### [Exercise goal]
Gather each line of the records where "ritmo" appears.

### [Material shown]
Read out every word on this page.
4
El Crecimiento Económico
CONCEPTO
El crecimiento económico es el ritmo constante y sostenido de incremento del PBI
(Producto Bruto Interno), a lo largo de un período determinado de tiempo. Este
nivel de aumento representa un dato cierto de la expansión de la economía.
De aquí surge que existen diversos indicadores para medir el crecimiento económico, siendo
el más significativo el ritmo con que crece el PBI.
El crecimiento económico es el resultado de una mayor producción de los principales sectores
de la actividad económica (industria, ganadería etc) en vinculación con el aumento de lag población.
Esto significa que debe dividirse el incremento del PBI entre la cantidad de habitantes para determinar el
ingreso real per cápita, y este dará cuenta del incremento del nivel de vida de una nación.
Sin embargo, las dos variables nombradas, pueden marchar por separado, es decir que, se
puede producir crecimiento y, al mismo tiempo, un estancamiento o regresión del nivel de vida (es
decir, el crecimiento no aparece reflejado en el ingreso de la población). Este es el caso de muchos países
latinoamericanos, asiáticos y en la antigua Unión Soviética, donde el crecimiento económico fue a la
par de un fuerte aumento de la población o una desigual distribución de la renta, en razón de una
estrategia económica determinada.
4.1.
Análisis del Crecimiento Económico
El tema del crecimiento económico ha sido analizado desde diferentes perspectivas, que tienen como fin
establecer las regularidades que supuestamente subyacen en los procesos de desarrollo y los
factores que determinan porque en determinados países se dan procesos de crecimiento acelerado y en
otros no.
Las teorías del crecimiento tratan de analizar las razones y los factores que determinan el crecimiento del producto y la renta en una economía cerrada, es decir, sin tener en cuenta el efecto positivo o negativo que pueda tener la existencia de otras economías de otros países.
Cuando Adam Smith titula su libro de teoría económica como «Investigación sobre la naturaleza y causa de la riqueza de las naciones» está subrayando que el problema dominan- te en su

### [Expected answer]
El crecimiento económico es el ritmo constante y sostenido de incremento del PBI
el más significativo el ritmo con que crece el PBI.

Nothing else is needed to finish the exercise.